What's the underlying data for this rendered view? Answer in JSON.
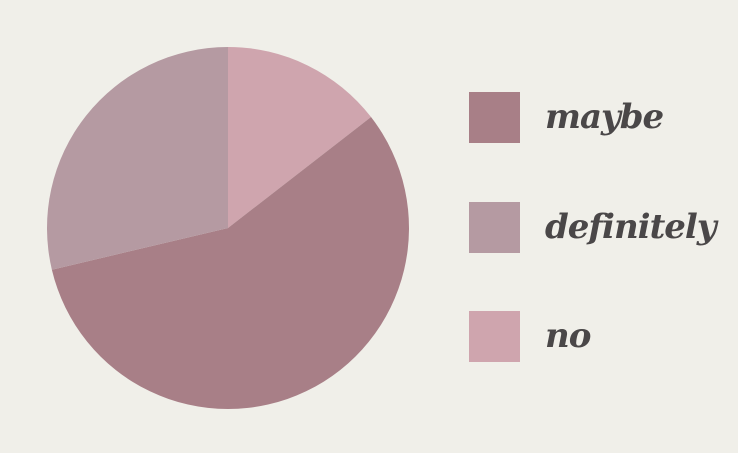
{
  "chart_data": {
    "type": "pie",
    "title": "",
    "slices": [
      {
        "label": "maybe",
        "value": 56.8,
        "color": "#a87f87"
      },
      {
        "label": "definitely",
        "value": 28.7,
        "color": "#b59aa2"
      },
      {
        "label": "no",
        "value": 14.5,
        "color": "#cfa5ae"
      }
    ],
    "start_angle_deg": 0,
    "slice_order": [
      "no",
      "maybe",
      "definitely"
    ],
    "direction": "clockwise",
    "legend_position": "right"
  },
  "background": "#f0efe9",
  "text_color": "#4a4748"
}
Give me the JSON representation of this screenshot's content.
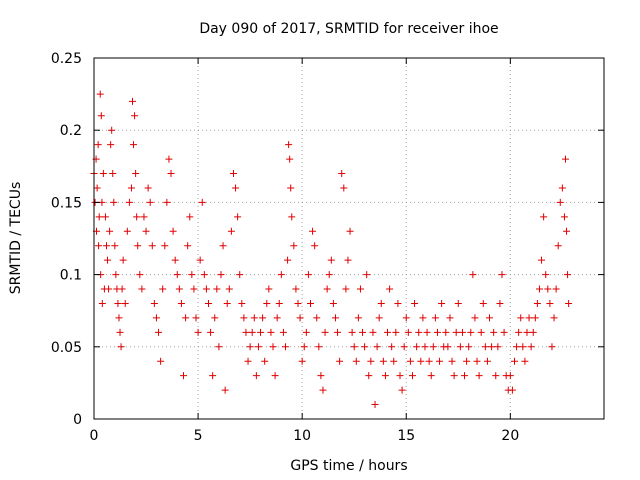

◆ ◆ ◆

● **The request**
Any pictures should be dropped; transcribe the rest of the records above exactly.

● **Worked solution**
What's the underlying data for this rendered view? Answer in JSON.
{
  "chart_data": {
    "type": "pie",
    "title": "",
    "slices": [
      {
        "label": "maybe",
        "value": 56.8,
        "color": "#a87f87"
      },
      {
        "label": "definitely",
        "value": 28.7,
        "color": "#b59aa2"
      },
      {
        "label": "no",
        "value": 14.5,
        "color": "#cfa5ae"
      }
    ],
    "start_angle_deg": 0,
    "slice_order": [
      "no",
      "maybe",
      "definitely"
    ],
    "direction": "clockwise",
    "legend_position": "right"
  },
  "background": "#f0efe9",
  "text_color": "#4a4748"
}
Give me the JSON representation of this screenshot's content.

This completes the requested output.